=== Given exercise ===
Could you repeat the records below exactly, leaving out any pictures?

[Dataset items]
* * *
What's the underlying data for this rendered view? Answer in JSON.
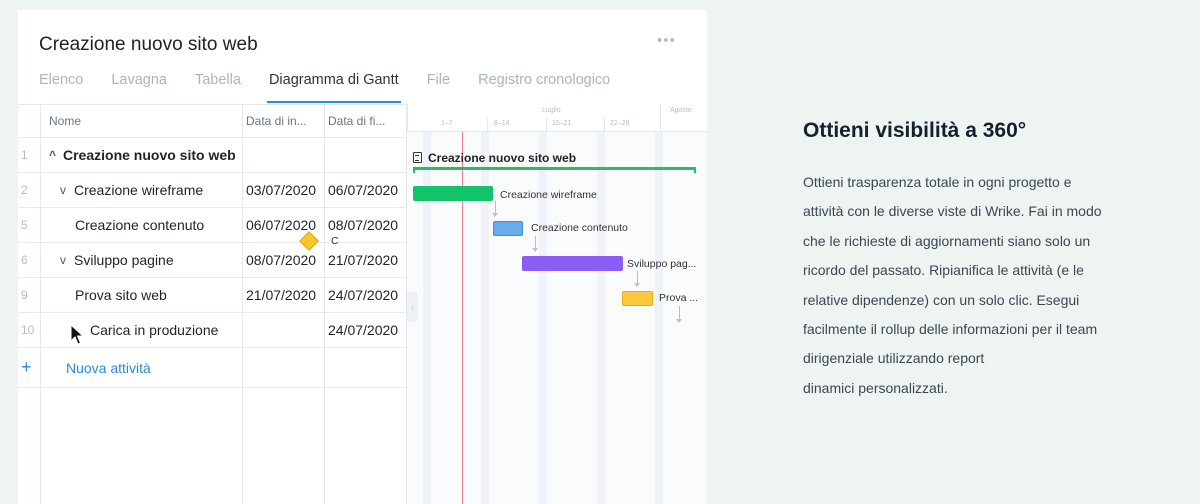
{
  "project": {
    "title": "Creazione nuovo sito web",
    "more_label": "•••"
  },
  "tabs": [
    {
      "label": "Elenco",
      "active": false
    },
    {
      "label": "Lavagna",
      "active": false
    },
    {
      "label": "Tabella",
      "active": false
    },
    {
      "label": "Diagramma di Gantt",
      "active": true
    },
    {
      "label": "File",
      "active": false
    },
    {
      "label": "Registro cronologico",
      "active": false
    }
  ],
  "table": {
    "headers": {
      "name": "Nome",
      "start": "Data di in...",
      "end": "Data di fi..."
    },
    "rows": [
      {
        "num": "1",
        "name": "Creazione nuovo sito web",
        "start": "",
        "end": "",
        "chevron": "^"
      },
      {
        "num": "2",
        "name": "Creazione wireframe",
        "start": "03/07/2020",
        "end": "06/07/2020",
        "chevron": "v"
      },
      {
        "num": "5",
        "name": "Creazione contenuto",
        "start": "06/07/2020",
        "end": "08/07/2020",
        "chevron": ""
      },
      {
        "num": "6",
        "name": "Sviluppo pagine",
        "start": "08/07/2020",
        "end": "21/07/2020",
        "chevron": "v"
      },
      {
        "num": "9",
        "name": "Prova sito web",
        "start": "21/07/2020",
        "end": "24/07/2020",
        "chevron": ""
      },
      {
        "num": "10",
        "name": "Carica in produzione",
        "start": "",
        "end": "24/07/2020",
        "chevron": ""
      }
    ],
    "add": {
      "icon": "+",
      "label": "Nuova attività"
    }
  },
  "gantt": {
    "months": [
      "Luglio",
      "Agosto"
    ],
    "weeks": [
      "1–7",
      "8–14",
      "15–21",
      "22–28"
    ],
    "project_label": "Creazione nuovo sito web",
    "task_labels": [
      "Creazione wireframe",
      "Creazione contenuto",
      "Sviluppo pag...",
      "Prova ...",
      "C"
    ],
    "handle_icon": "‹"
  },
  "colors": {
    "accent": "#2a8ae0",
    "project_bar": "#22bf64",
    "wireframe_bar": "#12c469",
    "contenuto_bar": "#6aabea",
    "sviluppo_bar": "#8b5cf6",
    "prova_bar": "#fcc93e",
    "milestone": "#f8c52c",
    "today_line": "#f07c8c"
  },
  "panel": {
    "title": "Ottieni visibilità a 360°",
    "lines": [
      "Ottieni trasparenza totale in ogni progetto e",
      "attività con le diverse viste di Wrike. Fai in modo",
      "che le richieste di aggiornamenti siano solo un",
      "ricordo del passato. Ripianifica le attività (e le",
      "relative dipendenze) con un solo clic. Esegui",
      "facilmente il rollup delle informazioni per il team",
      "dirigenziale utilizzando report",
      "dinamici personalizzati."
    ]
  }
}
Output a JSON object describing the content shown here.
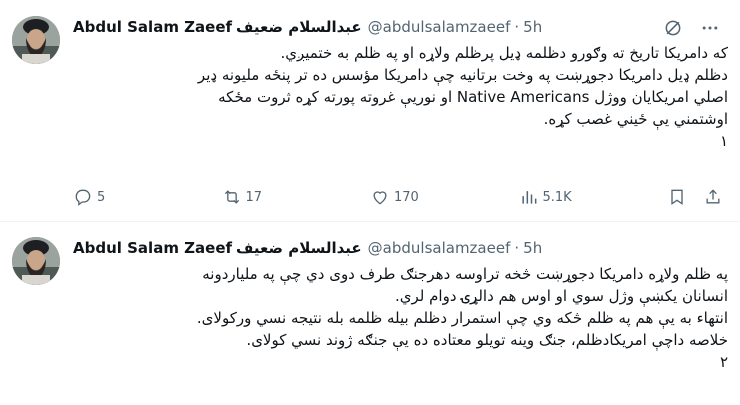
{
  "tweets": [
    {
      "author": {
        "name": "Abdul Salam Zaeef",
        "name_ar": "عبدالسلام ضعیف",
        "handle": "@abdulsalamzaeef",
        "time": "5h"
      },
      "lines": [
        "که دامریکا تاریخ ته وګورو دظلمه ډیل پرظلم ولاړه او په ظلم به ختمیږي.",
        "دظلم ډیل دامریکا دجوړښت په وخت برتانیه چې دامریکا مؤسس ده تر پنځه ملیونه ډیر",
        "اصلي امریکایان ووژل Native Americans او نوریې غروته پورته کړه ثروت مځکه",
        "اوشتمني یې ځیني غصب کړه.",
        "۱"
      ],
      "actions": {
        "replies": "5",
        "reposts": "17",
        "likes": "170",
        "views": "5.1K"
      }
    },
    {
      "author": {
        "name": "Abdul Salam Zaeef",
        "name_ar": "عبدالسلام ضعیف",
        "handle": "@abdulsalamzaeef",
        "time": "5h"
      },
      "lines": [
        "په ظلم ولاړه دامریکا دجوړښت څخه تراوسه دهرجنګ طرف دوی دي چې په ملیاردونه",
        "انسانان یکښې وژل سوي او اوس هم دالړۍ دوام لري.",
        "انتهاء به یې هم په ظلم څکه وي چې استمرار دظلم بیله ظلمه بله نتیجه نسي ورکولای.",
        "خلاصه داچې امریکادظلم، جنګ وینه تویلو معتاده ده یې جنګه ژوند نسي کولای.",
        "۲"
      ]
    }
  ]
}
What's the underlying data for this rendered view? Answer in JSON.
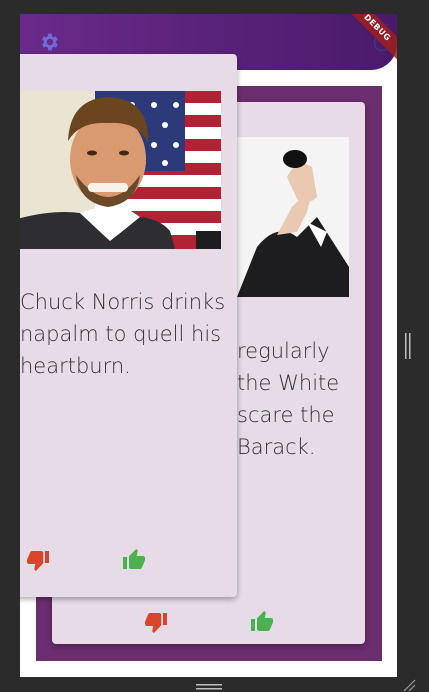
{
  "app": {
    "debug_banner": "DEBUG",
    "icons": {
      "settings": "gear-icon",
      "profile": "person-icon",
      "dislike": "thumb-down-icon",
      "like": "thumb-up-icon"
    },
    "colors": {
      "appbar": "#5a2278",
      "deck": "#6b2e6e",
      "card": "#e6dbe6",
      "dislike": "#d9442a",
      "like": "#4caf50"
    }
  },
  "cards": {
    "front": {
      "joke_lines": [
        "Chuck Norris drinks",
        "napalm to quell his",
        "heartburn."
      ]
    },
    "back": {
      "joke_lines": [
        "regularly",
        "the White",
        "scare the",
        "Barack."
      ]
    }
  }
}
* * *
=== Complete output ===
What's the underlying data for this rendered view? Answer in JSON.
{
  "project": {
    "title": "Creazione nuovo sito web",
    "more_label": "•••"
  },
  "tabs": [
    {
      "label": "Elenco",
      "active": false
    },
    {
      "label": "Lavagna",
      "active": false
    },
    {
      "label": "Tabella",
      "active": false
    },
    {
      "label": "Diagramma di Gantt",
      "active": true
    },
    {
      "label": "File",
      "active": false
    },
    {
      "label": "Registro cronologico",
      "active": false
    }
  ],
  "table": {
    "headers": {
      "name": "Nome",
      "start": "Data di in...",
      "end": "Data di fi..."
    },
    "rows": [
      {
        "num": "1",
        "name": "Creazione nuovo sito web",
        "start": "",
        "end": "",
        "chevron": "^"
      },
      {
        "num": "2",
        "name": "Creazione wireframe",
        "start": "03/07/2020",
        "end": "06/07/2020",
        "chevron": "v"
      },
      {
        "num": "5",
        "name": "Creazione contenuto",
        "start": "06/07/2020",
        "end": "08/07/2020",
        "chevron": ""
      },
      {
        "num": "6",
        "name": "Sviluppo pagine",
        "start": "08/07/2020",
        "end": "21/07/2020",
        "chevron": "v"
      },
      {
        "num": "9",
        "name": "Prova sito web",
        "start": "21/07/2020",
        "end": "24/07/2020",
        "chevron": ""
      },
      {
        "num": "10",
        "name": "Carica in produzione",
        "start": "",
        "end": "24/07/2020",
        "chevron": ""
      }
    ],
    "add": {
      "icon": "+",
      "label": "Nuova attività"
    }
  },
  "gantt": {
    "months": [
      "Luglio",
      "Agosto"
    ],
    "weeks": [
      "1–7",
      "8–14",
      "15–21",
      "22–28"
    ],
    "project_label": "Creazione nuovo sito web",
    "task_labels": [
      "Creazione wireframe",
      "Creazione contenuto",
      "Sviluppo pag...",
      "Prova ...",
      "C"
    ],
    "handle_icon": "‹"
  },
  "colors": {
    "accent": "#2a8ae0",
    "project_bar": "#22bf64",
    "wireframe_bar": "#12c469",
    "contenuto_bar": "#6aabea",
    "sviluppo_bar": "#8b5cf6",
    "prova_bar": "#fcc93e",
    "milestone": "#f8c52c",
    "today_line": "#f07c8c"
  },
  "panel": {
    "title": "Ottieni visibilità a 360°",
    "lines": [
      "Ottieni trasparenza totale in ogni progetto e",
      "attività con le diverse viste di Wrike. Fai in modo",
      "che le richieste di aggiornamenti siano solo un",
      "ricordo del passato. Ripianifica le attività (e le",
      "relative dipendenze) con un solo clic. Esegui",
      "facilmente il rollup delle informazioni per il team",
      "dirigenziale utilizzando report",
      "dinamici personalizzati."
    ]
  }
}
Output a JSON object describing the content shown here.
{
  "tweets": [
    {
      "author": {
        "name": "Abdul Salam Zaeef",
        "name_ar": "عبدالسلام ضعیف",
        "handle": "@abdulsalamzaeef",
        "time": "5h"
      },
      "lines": [
        "که دامریکا تاریخ ته وګورو دظلمه ډیل پرظلم ولاړه او په ظلم به ختمیږي.",
        "دظلم ډیل دامریکا دجوړښت په وخت برتانیه چې دامریکا مؤسس ده تر پنځه ملیونه ډیر",
        "اصلي امریکایان ووژل Native Americans او نوریې غروته پورته کړه ثروت مځکه",
        "اوشتمني یې ځیني غصب کړه.",
        "۱"
      ],
      "actions": {
        "replies": "5",
        "reposts": "17",
        "likes": "170",
        "views": "5.1K"
      }
    },
    {
      "author": {
        "name": "Abdul Salam Zaeef",
        "name_ar": "عبدالسلام ضعیف",
        "handle": "@abdulsalamzaeef",
        "time": "5h"
      },
      "lines": [
        "په ظلم ولاړه دامریکا دجوړښت څخه تراوسه دهرجنګ طرف دوی دي چې په ملیاردونه",
        "انسانان یکښې وژل سوي او اوس هم دالړۍ دوام لري.",
        "انتهاء به یې هم په ظلم څکه وي چې استمرار دظلم بیله ظلمه بله نتیجه نسي ورکولای.",
        "خلاصه داچې امریکادظلم، جنګ وینه تویلو معتاده ده یې جنګه ژوند نسي کولای.",
        "۲"
      ]
    }
  ]
}
What's the underlying data for this rendered view? Answer in JSON.
{
  "app": {
    "debug_banner": "DEBUG",
    "icons": {
      "settings": "gear-icon",
      "profile": "person-icon",
      "dislike": "thumb-down-icon",
      "like": "thumb-up-icon"
    },
    "colors": {
      "appbar": "#5a2278",
      "deck": "#6b2e6e",
      "card": "#e6dbe6",
      "dislike": "#d9442a",
      "like": "#4caf50"
    }
  },
  "cards": {
    "front": {
      "joke_lines": [
        "Chuck Norris drinks",
        "napalm to quell his",
        "heartburn."
      ]
    },
    "back": {
      "joke_lines": [
        "regularly",
        "the White",
        "scare the",
        "Barack."
      ]
    }
  }
}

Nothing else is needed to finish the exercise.